#### [THE PROBLEM]
Extract every line that contains the word "Straße".

#### [LISTED RECORDS]

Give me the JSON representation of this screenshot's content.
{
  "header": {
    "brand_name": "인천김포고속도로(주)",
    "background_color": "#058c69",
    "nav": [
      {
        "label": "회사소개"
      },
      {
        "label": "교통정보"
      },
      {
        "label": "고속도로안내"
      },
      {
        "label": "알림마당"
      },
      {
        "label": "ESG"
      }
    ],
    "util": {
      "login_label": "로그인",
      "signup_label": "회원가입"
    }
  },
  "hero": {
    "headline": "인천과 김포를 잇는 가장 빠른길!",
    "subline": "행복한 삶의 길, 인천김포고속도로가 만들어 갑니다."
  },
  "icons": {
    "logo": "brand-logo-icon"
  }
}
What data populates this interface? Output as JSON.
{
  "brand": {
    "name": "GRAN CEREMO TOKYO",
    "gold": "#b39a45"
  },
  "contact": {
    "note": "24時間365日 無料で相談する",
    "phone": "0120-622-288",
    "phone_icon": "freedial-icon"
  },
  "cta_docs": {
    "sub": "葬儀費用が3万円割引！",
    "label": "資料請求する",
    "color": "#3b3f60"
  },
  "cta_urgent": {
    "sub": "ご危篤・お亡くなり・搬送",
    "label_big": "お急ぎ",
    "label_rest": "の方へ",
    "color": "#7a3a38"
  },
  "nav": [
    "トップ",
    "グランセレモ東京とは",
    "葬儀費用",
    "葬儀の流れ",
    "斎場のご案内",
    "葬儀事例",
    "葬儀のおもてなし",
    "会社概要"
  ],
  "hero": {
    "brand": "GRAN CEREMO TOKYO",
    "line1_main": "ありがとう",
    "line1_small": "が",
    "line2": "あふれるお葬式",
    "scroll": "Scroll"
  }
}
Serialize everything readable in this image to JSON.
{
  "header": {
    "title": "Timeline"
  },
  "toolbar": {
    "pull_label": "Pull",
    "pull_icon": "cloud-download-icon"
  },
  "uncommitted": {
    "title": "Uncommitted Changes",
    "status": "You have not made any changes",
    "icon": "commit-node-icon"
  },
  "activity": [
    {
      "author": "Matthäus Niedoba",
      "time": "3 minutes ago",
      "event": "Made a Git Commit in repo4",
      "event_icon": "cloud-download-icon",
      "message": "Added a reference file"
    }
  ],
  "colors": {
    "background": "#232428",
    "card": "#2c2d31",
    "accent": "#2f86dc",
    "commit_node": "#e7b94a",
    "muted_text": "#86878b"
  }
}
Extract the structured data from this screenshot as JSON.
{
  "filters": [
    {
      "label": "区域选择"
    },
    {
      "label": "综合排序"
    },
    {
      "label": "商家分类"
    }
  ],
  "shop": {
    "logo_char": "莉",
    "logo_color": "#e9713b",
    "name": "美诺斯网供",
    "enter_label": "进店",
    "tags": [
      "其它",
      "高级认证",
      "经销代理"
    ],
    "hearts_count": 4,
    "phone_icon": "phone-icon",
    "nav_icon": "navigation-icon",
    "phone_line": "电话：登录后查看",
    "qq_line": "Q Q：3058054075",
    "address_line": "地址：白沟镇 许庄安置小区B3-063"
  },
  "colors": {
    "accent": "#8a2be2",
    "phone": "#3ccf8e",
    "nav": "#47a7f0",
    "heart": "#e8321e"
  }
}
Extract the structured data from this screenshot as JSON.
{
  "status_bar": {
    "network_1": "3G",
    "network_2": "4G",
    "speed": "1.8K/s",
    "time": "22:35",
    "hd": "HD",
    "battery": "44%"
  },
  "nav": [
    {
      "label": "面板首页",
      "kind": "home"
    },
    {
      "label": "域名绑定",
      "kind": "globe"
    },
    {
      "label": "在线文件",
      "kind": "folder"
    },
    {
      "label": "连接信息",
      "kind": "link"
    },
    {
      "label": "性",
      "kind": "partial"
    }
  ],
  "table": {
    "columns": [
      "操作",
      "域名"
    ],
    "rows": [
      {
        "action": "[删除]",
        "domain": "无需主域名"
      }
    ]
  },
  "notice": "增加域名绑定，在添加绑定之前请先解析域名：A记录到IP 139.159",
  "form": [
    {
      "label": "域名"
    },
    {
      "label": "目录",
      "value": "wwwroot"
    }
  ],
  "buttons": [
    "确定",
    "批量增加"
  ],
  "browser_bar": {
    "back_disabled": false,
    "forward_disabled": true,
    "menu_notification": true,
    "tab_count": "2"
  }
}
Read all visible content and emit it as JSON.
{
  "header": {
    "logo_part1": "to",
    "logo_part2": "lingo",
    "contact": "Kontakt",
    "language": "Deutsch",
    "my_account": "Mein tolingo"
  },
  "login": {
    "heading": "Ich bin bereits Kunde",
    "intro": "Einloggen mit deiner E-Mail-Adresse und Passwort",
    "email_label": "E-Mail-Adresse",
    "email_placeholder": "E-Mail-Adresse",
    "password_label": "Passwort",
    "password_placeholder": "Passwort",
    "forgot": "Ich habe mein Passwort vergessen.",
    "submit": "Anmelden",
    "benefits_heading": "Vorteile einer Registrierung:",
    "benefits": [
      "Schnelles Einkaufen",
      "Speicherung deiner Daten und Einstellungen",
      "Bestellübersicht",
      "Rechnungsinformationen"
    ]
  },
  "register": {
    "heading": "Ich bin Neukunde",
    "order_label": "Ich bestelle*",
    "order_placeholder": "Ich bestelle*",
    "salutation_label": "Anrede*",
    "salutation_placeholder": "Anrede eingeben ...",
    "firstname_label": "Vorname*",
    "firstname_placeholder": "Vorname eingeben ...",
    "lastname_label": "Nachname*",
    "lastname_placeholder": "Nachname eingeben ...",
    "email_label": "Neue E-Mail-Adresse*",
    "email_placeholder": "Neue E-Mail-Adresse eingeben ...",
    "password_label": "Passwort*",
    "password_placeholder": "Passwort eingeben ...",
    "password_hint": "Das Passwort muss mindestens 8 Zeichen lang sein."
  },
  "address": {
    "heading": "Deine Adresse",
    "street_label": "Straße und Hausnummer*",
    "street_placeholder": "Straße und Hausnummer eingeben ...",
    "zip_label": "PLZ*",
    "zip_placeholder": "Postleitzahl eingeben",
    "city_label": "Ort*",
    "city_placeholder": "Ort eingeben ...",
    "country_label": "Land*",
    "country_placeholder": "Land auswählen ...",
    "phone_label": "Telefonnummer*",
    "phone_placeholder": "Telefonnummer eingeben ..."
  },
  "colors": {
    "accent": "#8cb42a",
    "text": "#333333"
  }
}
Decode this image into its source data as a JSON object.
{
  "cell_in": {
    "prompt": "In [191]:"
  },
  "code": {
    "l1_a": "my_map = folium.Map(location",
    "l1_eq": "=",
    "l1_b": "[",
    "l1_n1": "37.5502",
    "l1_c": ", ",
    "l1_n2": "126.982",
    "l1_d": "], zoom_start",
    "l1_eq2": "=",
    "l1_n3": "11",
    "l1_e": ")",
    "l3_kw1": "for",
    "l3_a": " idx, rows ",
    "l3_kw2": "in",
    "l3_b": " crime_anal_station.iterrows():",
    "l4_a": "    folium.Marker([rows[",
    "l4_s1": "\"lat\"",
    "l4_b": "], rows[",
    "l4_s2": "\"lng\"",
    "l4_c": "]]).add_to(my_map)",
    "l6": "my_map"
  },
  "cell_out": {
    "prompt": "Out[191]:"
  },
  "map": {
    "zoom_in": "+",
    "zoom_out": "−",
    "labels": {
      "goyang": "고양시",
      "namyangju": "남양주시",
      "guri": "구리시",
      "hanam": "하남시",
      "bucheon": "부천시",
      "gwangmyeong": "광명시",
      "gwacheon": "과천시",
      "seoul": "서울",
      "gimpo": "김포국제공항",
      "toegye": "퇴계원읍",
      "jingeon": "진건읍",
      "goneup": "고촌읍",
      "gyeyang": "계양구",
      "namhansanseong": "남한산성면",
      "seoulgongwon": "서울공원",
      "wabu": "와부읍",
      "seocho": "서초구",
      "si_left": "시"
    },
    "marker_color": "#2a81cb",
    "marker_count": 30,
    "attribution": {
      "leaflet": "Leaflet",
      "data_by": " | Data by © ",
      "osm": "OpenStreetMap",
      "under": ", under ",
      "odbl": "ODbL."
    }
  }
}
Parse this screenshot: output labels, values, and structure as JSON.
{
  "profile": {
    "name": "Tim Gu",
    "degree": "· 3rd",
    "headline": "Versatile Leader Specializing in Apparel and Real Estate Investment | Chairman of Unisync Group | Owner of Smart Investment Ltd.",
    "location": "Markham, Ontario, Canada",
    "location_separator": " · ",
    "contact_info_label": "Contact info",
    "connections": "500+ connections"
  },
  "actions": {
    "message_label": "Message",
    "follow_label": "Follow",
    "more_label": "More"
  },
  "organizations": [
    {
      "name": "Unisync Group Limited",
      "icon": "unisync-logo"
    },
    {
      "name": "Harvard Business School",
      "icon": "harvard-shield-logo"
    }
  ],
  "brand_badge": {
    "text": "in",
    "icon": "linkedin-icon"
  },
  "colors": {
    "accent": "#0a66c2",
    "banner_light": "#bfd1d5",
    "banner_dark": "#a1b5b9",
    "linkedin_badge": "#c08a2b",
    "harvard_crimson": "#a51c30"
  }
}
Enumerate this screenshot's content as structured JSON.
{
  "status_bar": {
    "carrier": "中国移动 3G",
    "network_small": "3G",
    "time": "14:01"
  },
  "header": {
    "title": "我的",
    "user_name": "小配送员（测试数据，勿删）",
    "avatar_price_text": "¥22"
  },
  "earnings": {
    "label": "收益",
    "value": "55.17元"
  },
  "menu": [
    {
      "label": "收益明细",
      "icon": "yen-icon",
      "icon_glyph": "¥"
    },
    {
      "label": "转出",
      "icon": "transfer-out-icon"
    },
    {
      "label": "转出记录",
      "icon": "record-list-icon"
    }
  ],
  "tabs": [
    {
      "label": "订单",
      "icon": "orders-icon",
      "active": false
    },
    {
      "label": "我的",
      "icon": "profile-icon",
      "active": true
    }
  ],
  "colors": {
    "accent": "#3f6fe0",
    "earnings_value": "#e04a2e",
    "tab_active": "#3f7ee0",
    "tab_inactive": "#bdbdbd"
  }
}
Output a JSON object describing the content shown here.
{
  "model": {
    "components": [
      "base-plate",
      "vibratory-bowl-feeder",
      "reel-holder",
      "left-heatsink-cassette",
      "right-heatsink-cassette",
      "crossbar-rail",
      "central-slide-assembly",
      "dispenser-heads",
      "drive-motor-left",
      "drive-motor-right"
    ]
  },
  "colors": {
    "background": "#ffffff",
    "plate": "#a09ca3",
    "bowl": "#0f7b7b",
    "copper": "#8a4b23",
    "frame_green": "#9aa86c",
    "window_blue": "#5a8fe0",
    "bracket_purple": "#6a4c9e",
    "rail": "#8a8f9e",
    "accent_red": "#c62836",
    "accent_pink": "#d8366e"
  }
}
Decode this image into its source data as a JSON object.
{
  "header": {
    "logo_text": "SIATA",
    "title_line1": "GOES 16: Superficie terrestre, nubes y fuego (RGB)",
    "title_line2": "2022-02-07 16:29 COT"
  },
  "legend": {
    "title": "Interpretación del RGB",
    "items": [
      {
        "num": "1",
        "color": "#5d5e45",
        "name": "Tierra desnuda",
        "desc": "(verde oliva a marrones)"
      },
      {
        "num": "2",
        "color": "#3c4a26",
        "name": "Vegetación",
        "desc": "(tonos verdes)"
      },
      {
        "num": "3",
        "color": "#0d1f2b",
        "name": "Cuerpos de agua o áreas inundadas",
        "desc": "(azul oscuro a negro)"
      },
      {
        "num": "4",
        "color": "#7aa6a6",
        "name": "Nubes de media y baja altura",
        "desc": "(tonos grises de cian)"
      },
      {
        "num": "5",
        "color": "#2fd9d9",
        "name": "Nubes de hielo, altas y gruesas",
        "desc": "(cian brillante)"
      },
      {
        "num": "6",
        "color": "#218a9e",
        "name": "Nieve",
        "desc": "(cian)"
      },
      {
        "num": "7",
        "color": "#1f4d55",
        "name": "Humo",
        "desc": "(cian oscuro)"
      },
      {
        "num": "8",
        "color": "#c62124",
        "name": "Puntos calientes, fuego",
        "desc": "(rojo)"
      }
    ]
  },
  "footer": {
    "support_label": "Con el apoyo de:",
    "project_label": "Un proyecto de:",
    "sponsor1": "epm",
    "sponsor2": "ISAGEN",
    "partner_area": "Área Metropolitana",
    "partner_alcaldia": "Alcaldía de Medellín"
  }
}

#### [EXERCISE SOLUTION]
    "street_label": "Straße und Hausnummer*",
    "street_placeholder": "Straße und Hausnummer eingeben ...",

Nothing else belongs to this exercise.